=== The request ===
Transcribe each entry below exactly. Pictures do not go in the copy.

(Source data)
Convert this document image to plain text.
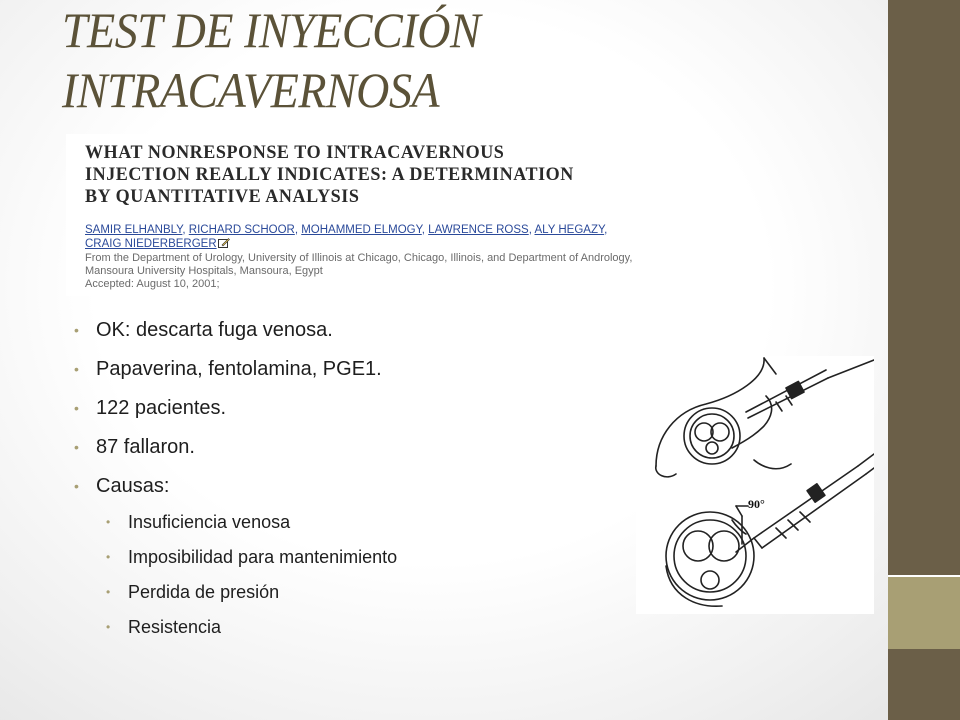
TEST DE INYECCIÓN
INTRACAVERNOSA
WHAT NONRESPONSE TO INTRACAVERNOUS
INJECTION REALLY INDICATES: A DETERMINATION
BY QUANTITATIVE ANALYSIS
SAMIR ELHANBLY, RICHARD SCHOOR, MOHAMMED ELMOGY, LAWRENCE ROSS, ALY HEGAZY,
CRAIG NIEDERBERGER
From the Department of Urology, University of Illinois at Chicago, Chicago, Illinois, and Department of Andrology,
Mansoura University Hospitals, Mansoura, Egypt
Accepted: August 10, 2001;
• OK: descarta fuga venosa.
• Papaverina, fentolamina, PGE1.
• 122 pacientes.
• 87 fallaron.
• Causas:
• Insuficiencia venosa
• Imposibilidad para mantenimiento
• Perdida de presión
• Resistencia
90°
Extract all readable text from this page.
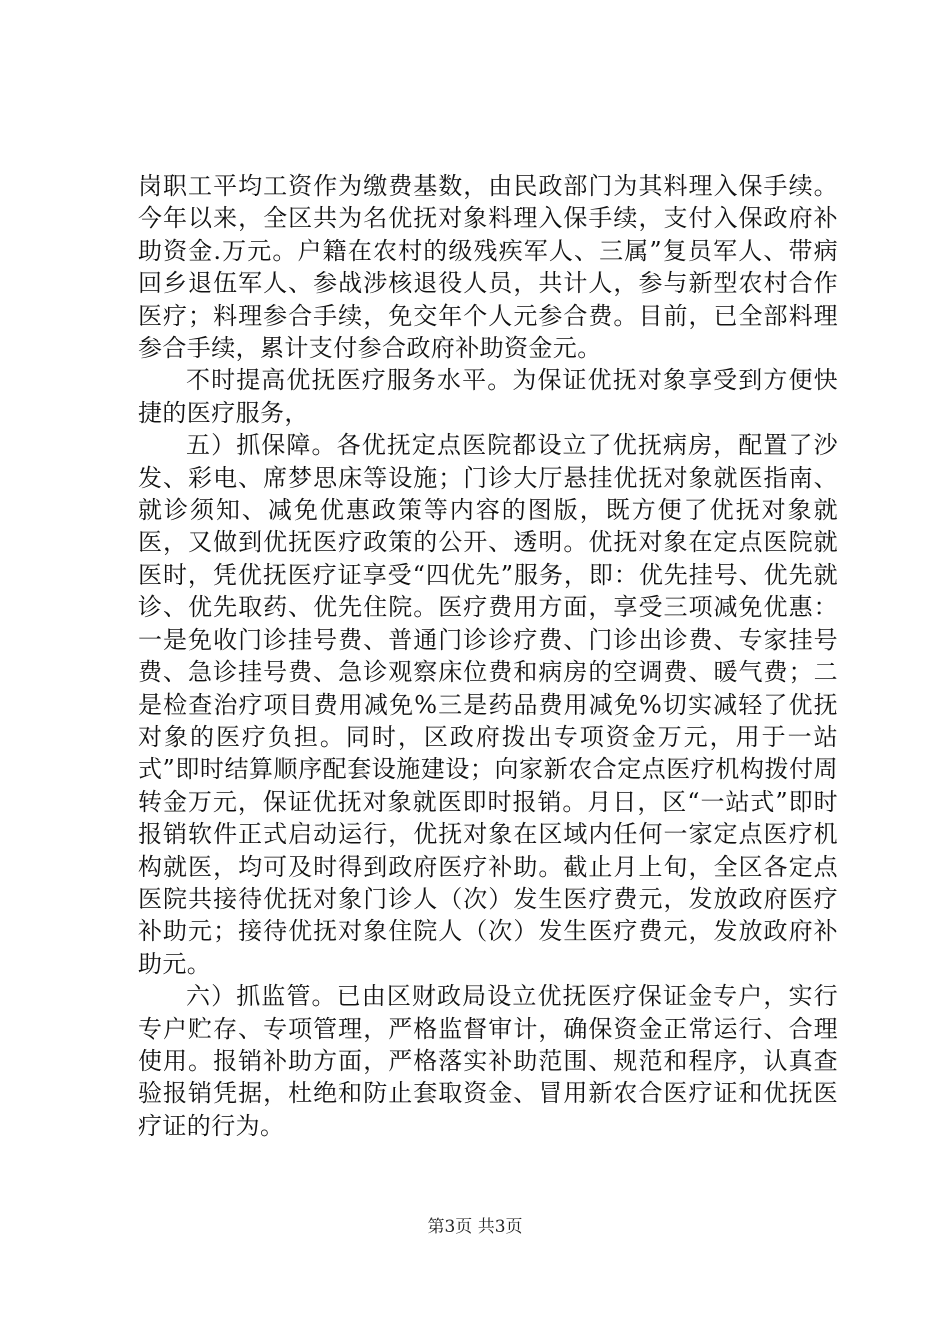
岗职工平均工资作为缴费基数，由民政部门为其料理入保手续。今年以来，全区共为名优抚对象料理入保手续，支付入保政府补助资金.万元。户籍在农村的级残疾军人、三属”复员军人、带病回乡退伍军人、参战涉核退役人员，共计人，参与新型农村合作医疗；料理参合手续，免交年个人元参合费。目前，已全部料理参合手续，累计支付参合政府补助资金元。

不时提高优抚医疗服务水平。为保证优抚对象享受到方便快捷的医疗服务，

五）抓保障。各优抚定点医院都设立了优抚病房，配置了沙发、彩电、席梦思床等设施；门诊大厅悬挂优抚对象就医指南、就诊须知、减免优惠政策等内容的图版，既方便了优抚对象就医，又做到优抚医疗政策的公开、透明。优抚对象在定点医院就医时，凭优抚医疗证享受“四优先”服务，即：优先挂号、优先就诊、优先取药、优先住院。医疗费用方面，享受三项减免优惠：一是免收门诊挂号费、普通门诊诊疗费、门诊出诊费、专家挂号费、急诊挂号费、急诊观察床位费和病房的空调费、暖气费；二是检查治疗项目费用减免%三是药品费用减免%切实减轻了优抚对象的医疗负担。同时，区政府拨出专项资金万元，用于一站式”即时结算顺序配套设施建设；向家新农合定点医疗机构拨付周转金万元，保证优抚对象就医即时报销。月日，区“一站式”即时报销软件正式启动运行，优抚对象在区域内任何一家定点医疗机构就医，均可及时得到政府医疗补助。截止月上旬，全区各定点医院共接待优抚对象门诊人（次）发生医疗费元，发放政府医疗补助元；接待优抚对象住院人（次）发生医疗费元，发放政府补助元。

六）抓监管。已由区财政局设立优抚医疗保证金专户，实行专户贮存、专项管理，严格监督审计，确保资金正常运行、合理使用。报销补助方面，严格落实补助范围、规范和程序，认真查验报销凭据，杜绝和防止套取资金、冒用新农合医疗证和优抚医疗证的行为。

第3页 共3页
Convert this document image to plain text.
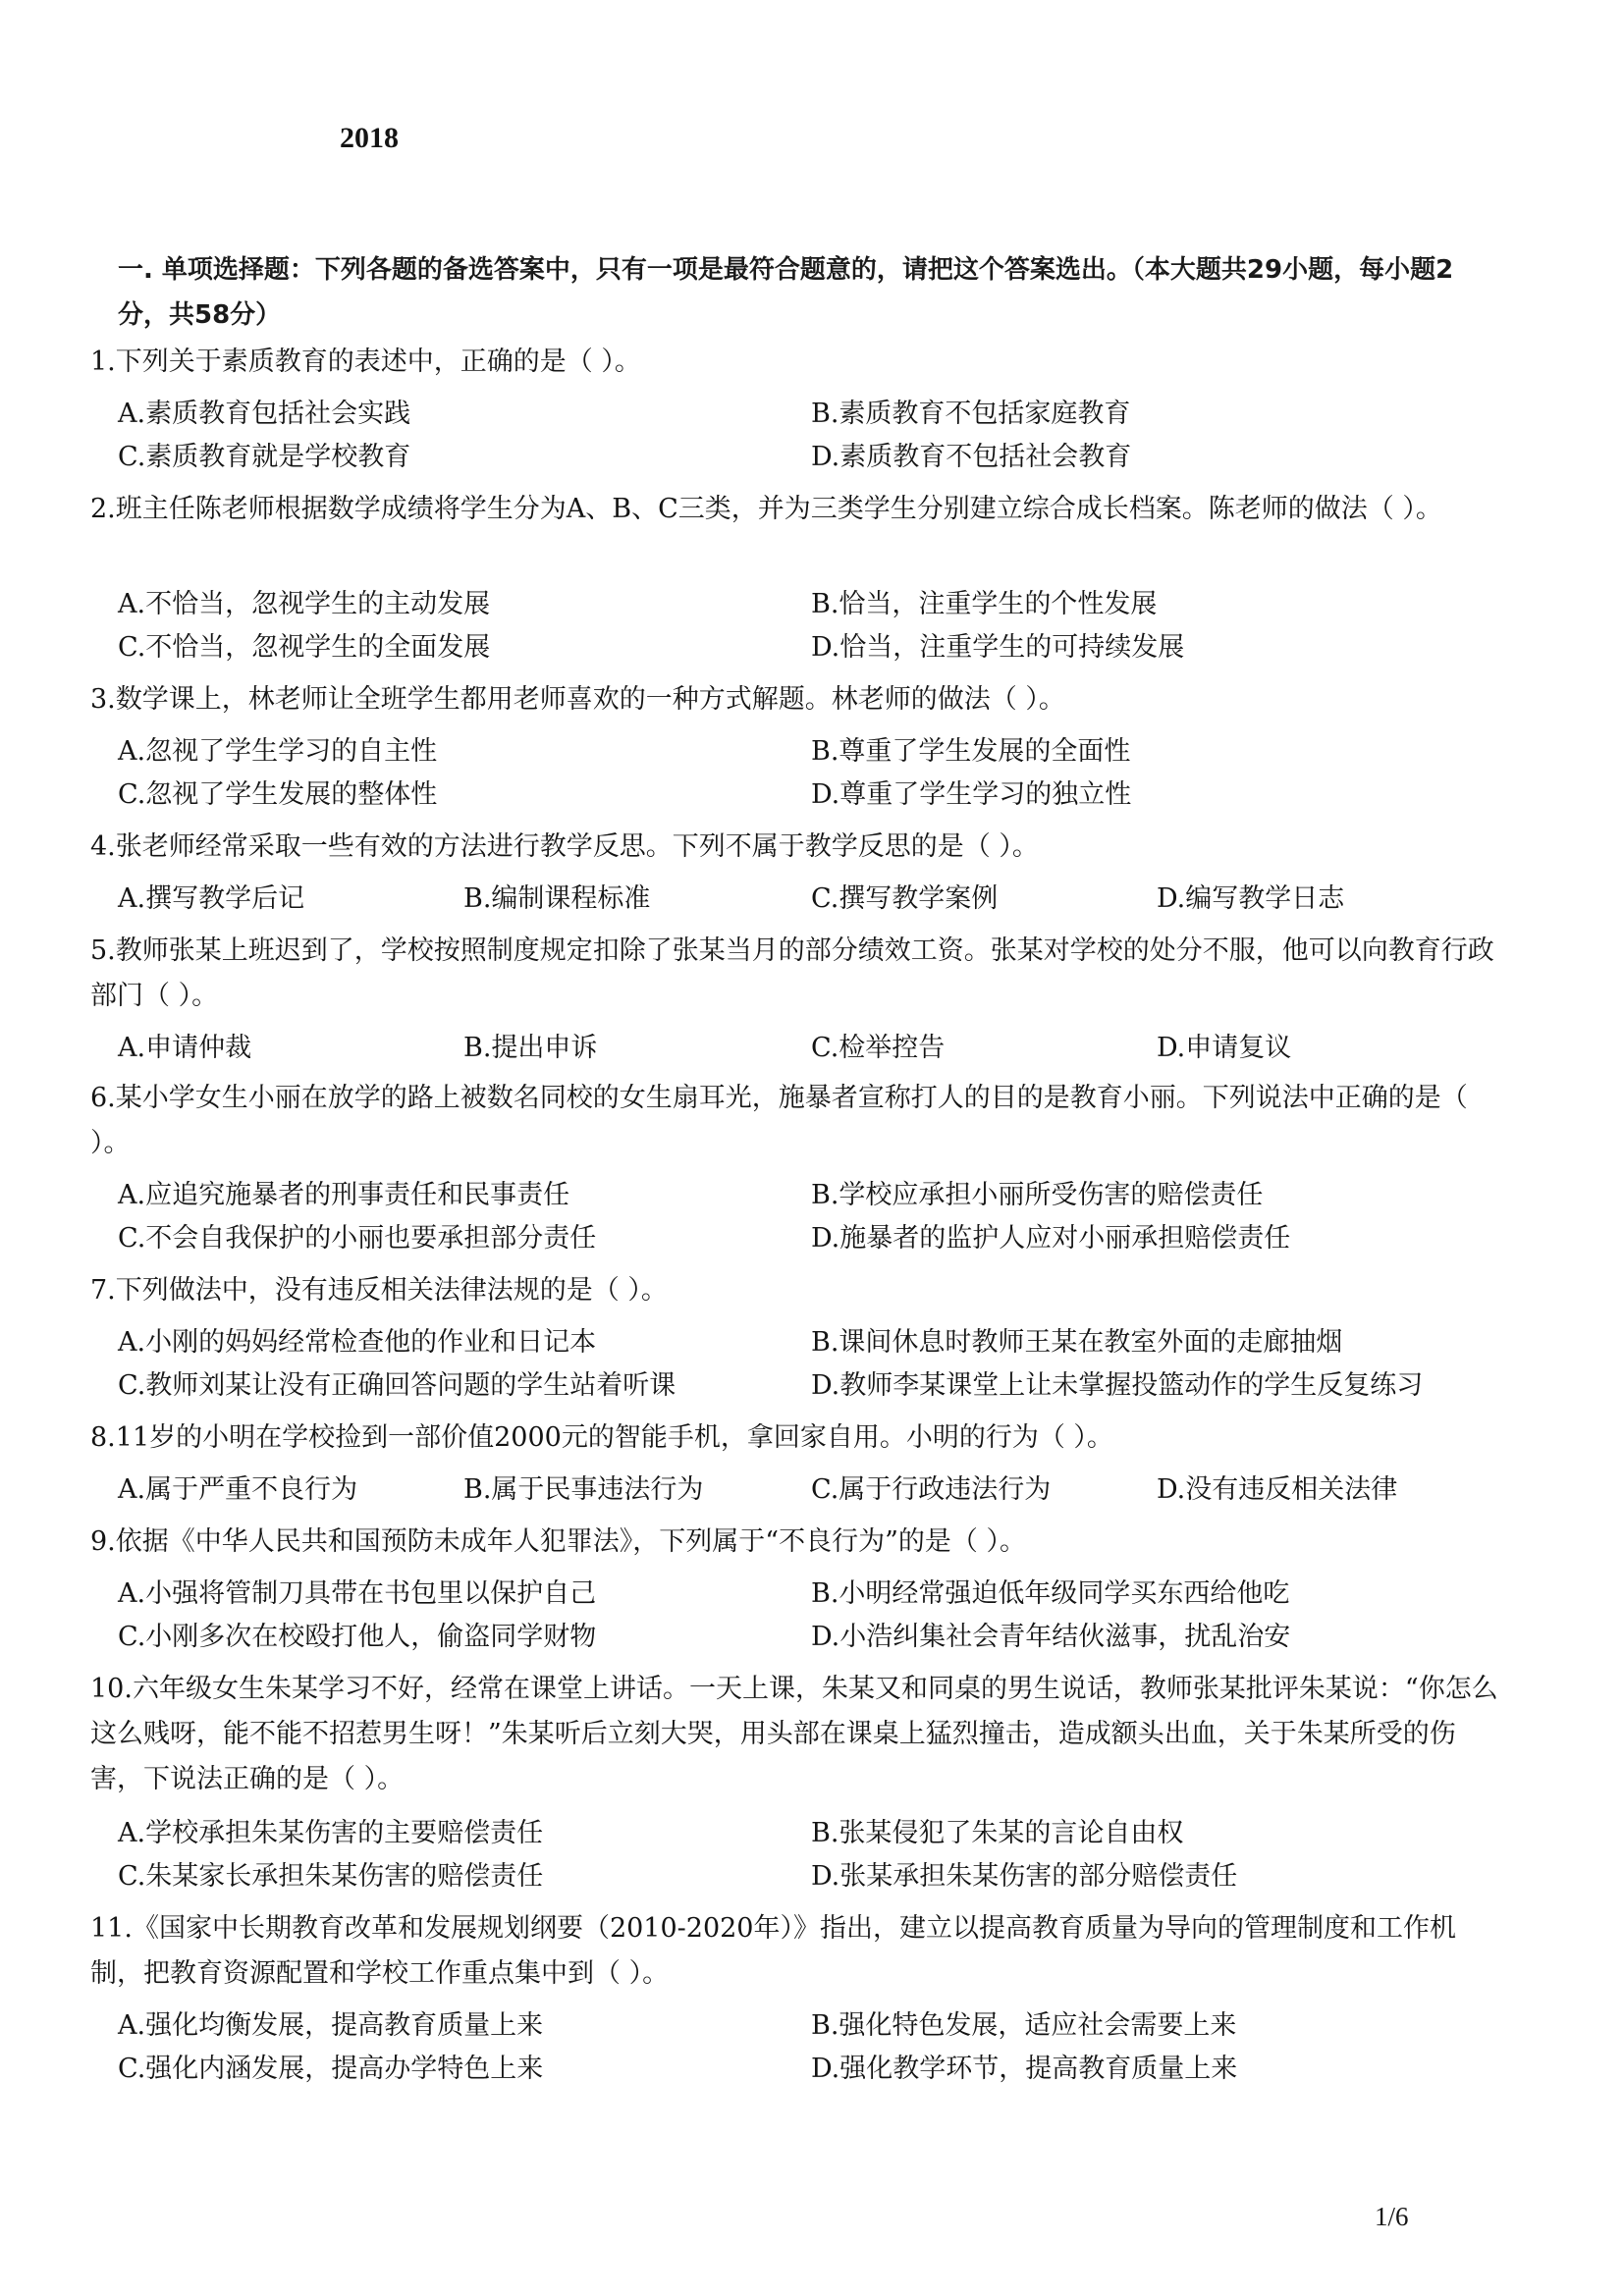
2018
一. 单项选择题：下列各题的备选答案中，只有一项是最符合题意的，请把这个答案选出。（本大题共29小题，每小题2分，共58分）
1.下列关于素质教育的表述中，正确的是（ ）。
A.素质教育包括社会实践	B.素质教育不包括家庭教育
C.素质教育就是学校教育	D.素质教育不包括社会教育
2.班主任陈老师根据数学成绩将学生分为A、B、C三类，并为三类学生分别建立综合成长档案。陈老师的做法（ ）。
A.不恰当，忽视学生的主动发展	B.恰当，注重学生的个性发展
C.不恰当，忽视学生的全面发展	D.恰当，注重学生的可持续发展
3.数学课上，林老师让全班学生都用老师喜欢的一种方式解题。林老师的做法（ ）。
A.忽视了学生学习的自主性	B.尊重了学生发展的全面性
C.忽视了学生发展的整体性	D.尊重了学生学习的独立性
4.张老师经常采取一些有效的方法进行教学反思。下列不属于教学反思的是（ ）。
A.撰写教学后记	B.编制课程标准	C.撰写教学案例	D.编写教学日志
5.教师张某上班迟到了，学校按照制度规定扣除了张某当月的部分绩效工资。张某对学校的处分不服，他可以向教育行政部门（ ）。
A.申请仲裁	B.提出申诉	C.检举控告	D.申请复议
6.某小学女生小丽在放学的路上被数名同校的女生扇耳光，施暴者宣称打人的目的是教育小丽。下列说法中正确的是（ ）。
A.应追究施暴者的刑事责任和民事责任	B.学校应承担小丽所受伤害的赔偿责任
C.不会自我保护的小丽也要承担部分责任	D.施暴者的监护人应对小丽承担赔偿责任
7.下列做法中，没有违反相关法律法规的是（ ）。
A.小刚的妈妈经常检查他的作业和日记本	B.课间休息时教师王某在教室外面的走廊抽烟
C.教师刘某让没有正确回答问题的学生站着听课	D.教师李某课堂上让未掌握投篮动作的学生反复练习
8.11岁的小明在学校捡到一部价值2000元的智能手机，拿回家自用。小明的行为（ ）。
A.属于严重不良行为	B.属于民事违法行为	C.属于行政违法行为	D.没有违反相关法律
9.依据《中华人民共和国预防未成年人犯罪法》，下列属于“不良行为”的是（ ）。
A.小强将管制刀具带在书包里以保护自己	B.小明经常强迫低年级同学买东西给他吃
C.小刚多次在校殴打他人，偷盗同学财物	D.小浩纠集社会青年结伙滋事，扰乱治安
10.六年级女生朱某学习不好，经常在课堂上讲话。一天上课，朱某又和同桌的男生说话，教师张某批评朱某说：“你怎么这么贱呀，能不能不招惹男生呀！”朱某听后立刻大哭，用头部在课桌上猛烈撞击，造成额头出血，关于朱某所受的伤害，下说法正确的是（ ）。
A.学校承担朱某伤害的主要赔偿责任	B.张某侵犯了朱某的言论自由权
C.朱某家长承担朱某伤害的赔偿责任	D.张某承担朱某伤害的部分赔偿责任
11.《国家中长期教育改革和发展规划纲要（2010-2020年）》指出，建立以提高教育质量为导向的管理制度和工作机制，把教育资源配置和学校工作重点集中到（ ）。
A.强化均衡发展，提高教育质量上来	B.强化特色发展，适应社会需要上来
C.强化内涵发展，提高办学特色上来	D.强化教学环节，提高教育质量上来
1/6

=== Reply to the exercise ===
Convert this document image to plain text.
TEST DE INYECCIÓN
INTRACAVERNOSA
WHAT NONRESPONSE TO INTRACAVERNOUS
INJECTION REALLY INDICATES: A DETERMINATION
BY QUANTITATIVE ANALYSIS
SAMIR ELHANBLY, RICHARD SCHOOR, MOHAMMED ELMOGY, LAWRENCE ROSS, ALY HEGAZY,
CRAIG NIEDERBERGER
From the Department of Urology, University of Illinois at Chicago, Chicago, Illinois, and Department of Andrology,
Mansoura University Hospitals, Mansoura, Egypt
Accepted: August 10, 2001;
• OK: descarta fuga venosa.
• Papaverina, fentolamina, PGE1.
• 122 pacientes.
• 87 fallaron.
• Causas:
• Insuficiencia venosa
• Imposibilidad para mantenimiento
• Perdida de presión
• Resistencia
90°
Extract all readable text from this page.
岗职工平均工资作为缴费基数，由民政部门为其料理入保手续。今年以来，全区共为名优抚对象料理入保手续，支付入保政府补助资金.万元。户籍在农村的级残疾军人、三属”复员军人、带病回乡退伍军人、参战涉核退役人员，共计人，参与新型农村合作医疗；料理参合手续，免交年个人元参合费。目前，已全部料理参合手续，累计支付参合政府补助资金元。

不时提高优抚医疗服务水平。为保证优抚对象享受到方便快捷的医疗服务，

五）抓保障。各优抚定点医院都设立了优抚病房，配置了沙发、彩电、席梦思床等设施；门诊大厅悬挂优抚对象就医指南、就诊须知、减免优惠政策等内容的图版，既方便了优抚对象就医，又做到优抚医疗政策的公开、透明。优抚对象在定点医院就医时，凭优抚医疗证享受“四优先”服务，即：优先挂号、优先就诊、优先取药、优先住院。医疗费用方面，享受三项减免优惠：一是免收门诊挂号费、普通门诊诊疗费、门诊出诊费、专家挂号费、急诊挂号费、急诊观察床位费和病房的空调费、暖气费；二是检查治疗项目费用减免%三是药品费用减免%切实减轻了优抚对象的医疗负担。同时，区政府拨出专项资金万元，用于一站式”即时结算顺序配套设施建设；向家新农合定点医疗机构拨付周转金万元，保证优抚对象就医即时报销。月日，区“一站式”即时报销软件正式启动运行，优抚对象在区域内任何一家定点医疗机构就医，均可及时得到政府医疗补助。截止月上旬，全区各定点医院共接待优抚对象门诊人（次）发生医疗费元，发放政府医疗补助元；接待优抚对象住院人（次）发生医疗费元，发放政府补助元。

六）抓监管。已由区财政局设立优抚医疗保证金专户，实行专户贮存、专项管理，严格监督审计，确保资金正常运行、合理使用。报销补助方面，严格落实补助范围、规范和程序，认真查验报销凭据，杜绝和防止套取资金、冒用新农合医疗证和优抚医疗证的行为。

第3页 共3页
Convert this document image to plain text.
2018
一. 单项选择题：下列各题的备选答案中，只有一项是最符合题意的，请把这个答案选出。（本大题共29小题，每小题2分，共58分）
1.下列关于素质教育的表述中，正确的是（ ）。
A.素质教育包括社会实践	B.素质教育不包括家庭教育
C.素质教育就是学校教育	D.素质教育不包括社会教育
2.班主任陈老师根据数学成绩将学生分为A、B、C三类，并为三类学生分别建立综合成长档案。陈老师的做法（ ）。
A.不恰当，忽视学生的主动发展	B.恰当，注重学生的个性发展
C.不恰当，忽视学生的全面发展	D.恰当，注重学生的可持续发展
3.数学课上，林老师让全班学生都用老师喜欢的一种方式解题。林老师的做法（ ）。
A.忽视了学生学习的自主性	B.尊重了学生发展的全面性
C.忽视了学生发展的整体性	D.尊重了学生学习的独立性
4.张老师经常采取一些有效的方法进行教学反思。下列不属于教学反思的是（ ）。
A.撰写教学后记	B.编制课程标准	C.撰写教学案例	D.编写教学日志
5.教师张某上班迟到了，学校按照制度规定扣除了张某当月的部分绩效工资。张某对学校的处分不服，他可以向教育行政部门（ ）。
A.申请仲裁	B.提出申诉	C.检举控告	D.申请复议
6.某小学女生小丽在放学的路上被数名同校的女生扇耳光，施暴者宣称打人的目的是教育小丽。下列说法中正确的是（ ）。
A.应追究施暴者的刑事责任和民事责任	B.学校应承担小丽所受伤害的赔偿责任
C.不会自我保护的小丽也要承担部分责任	D.施暴者的监护人应对小丽承担赔偿责任
7.下列做法中，没有违反相关法律法规的是（ ）。
A.小刚的妈妈经常检查他的作业和日记本	B.课间休息时教师王某在教室外面的走廊抽烟
C.教师刘某让没有正确回答问题的学生站着听课	D.教师李某课堂上让未掌握投篮动作的学生反复练习
8.11岁的小明在学校捡到一部价值2000元的智能手机，拿回家自用。小明的行为（ ）。
A.属于严重不良行为	B.属于民事违法行为	C.属于行政违法行为	D.没有违反相关法律
9.依据《中华人民共和国预防未成年人犯罪法》，下列属于“不良行为”的是（ ）。
A.小强将管制刀具带在书包里以保护自己	B.小明经常强迫低年级同学买东西给他吃
C.小刚多次在校殴打他人，偷盗同学财物	D.小浩纠集社会青年结伙滋事，扰乱治安
10.六年级女生朱某学习不好，经常在课堂上讲话。一天上课，朱某又和同桌的男生说话，教师张某批评朱某说：“你怎么这么贱呀，能不能不招惹男生呀！”朱某听后立刻大哭，用头部在课桌上猛烈撞击，造成额头出血，关于朱某所受的伤害，下说法正确的是（ ）。
A.学校承担朱某伤害的主要赔偿责任	B.张某侵犯了朱某的言论自由权
C.朱某家长承担朱某伤害的赔偿责任	D.张某承担朱某伤害的部分赔偿责任
11.《国家中长期教育改革和发展规划纲要（2010-2020年）》指出，建立以提高教育质量为导向的管理制度和工作机制，把教育资源配置和学校工作重点集中到（ ）。
A.强化均衡发展，提高教育质量上来	B.强化特色发展，适应社会需要上来
C.强化内涵发展，提高办学特色上来	D.强化教学环节，提高教育质量上来
1/6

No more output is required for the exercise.